• THE EXERCISE
Give all of the lines again exactly as they read.

• RECORDS FOR THIS TASK
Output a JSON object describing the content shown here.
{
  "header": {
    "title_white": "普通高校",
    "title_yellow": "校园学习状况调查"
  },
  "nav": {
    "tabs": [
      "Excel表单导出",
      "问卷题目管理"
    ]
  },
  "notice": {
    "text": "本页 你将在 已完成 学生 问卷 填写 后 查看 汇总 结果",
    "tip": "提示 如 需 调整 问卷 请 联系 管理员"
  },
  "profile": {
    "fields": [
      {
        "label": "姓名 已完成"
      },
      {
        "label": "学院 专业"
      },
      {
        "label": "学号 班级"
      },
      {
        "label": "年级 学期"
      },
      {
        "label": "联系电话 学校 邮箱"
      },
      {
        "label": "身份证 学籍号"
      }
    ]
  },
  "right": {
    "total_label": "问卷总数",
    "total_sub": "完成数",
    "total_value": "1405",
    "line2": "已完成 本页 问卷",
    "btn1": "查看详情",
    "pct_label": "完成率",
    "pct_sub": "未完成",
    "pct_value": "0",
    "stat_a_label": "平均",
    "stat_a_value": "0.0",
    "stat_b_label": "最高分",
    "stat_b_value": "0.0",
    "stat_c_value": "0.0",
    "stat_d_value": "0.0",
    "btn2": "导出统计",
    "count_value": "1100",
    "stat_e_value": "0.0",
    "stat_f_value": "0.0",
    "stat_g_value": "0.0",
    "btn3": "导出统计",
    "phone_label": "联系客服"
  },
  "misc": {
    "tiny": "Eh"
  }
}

• THE RESULT
Output a JSON object describing the content shown here.
{
  "header": {
    "title_white": "普通高校",
    "title_yellow": "校园学习状况调查"
  },
  "nav": {
    "tabs": [
      "Excel表单导出",
      "问卷题目管理"
    ]
  },
  "notice": {
    "text": "本页 你将在 已完成 学生 问卷 填写 后 查看 汇总 结果",
    "tip": "提示 如 需 调整 问卷 请 联系 管理员"
  },
  "profile": {
    "fields": [
      {
        "label": "姓名 已完成"
      },
      {
        "label": "学院 专业"
      },
      {
        "label": "学号 班级"
      },
      {
        "label": "年级 学期"
      },
      {
        "label": "联系电话 学校 邮箱"
      },
      {
        "label": "身份证 学籍号"
      }
    ]
  },
  "right": {
    "total_label": "问卷总数",
    "total_sub": "完成数",
    "total_value": "1405",
    "line2": "已完成 本页 问卷",
    "btn1": "查看详情",
    "pct_label": "完成率",
    "pct_sub": "未完成",
    "pct_value": "0",
    "stat_a_label": "平均",
    "stat_a_value": "0.0",
    "stat_b_label": "最高分",
    "stat_b_value": "0.0",
    "stat_c_value": "0.0",
    "stat_d_value": "0.0",
    "btn2": "导出统计",
    "count_value": "1100",
    "stat_e_value": "0.0",
    "stat_f_value": "0.0",
    "stat_g_value": "0.0",
    "btn3": "导出统计",
    "phone_label": "联系客服"
  },
  "misc": {
    "tiny": "Eh"
  }
}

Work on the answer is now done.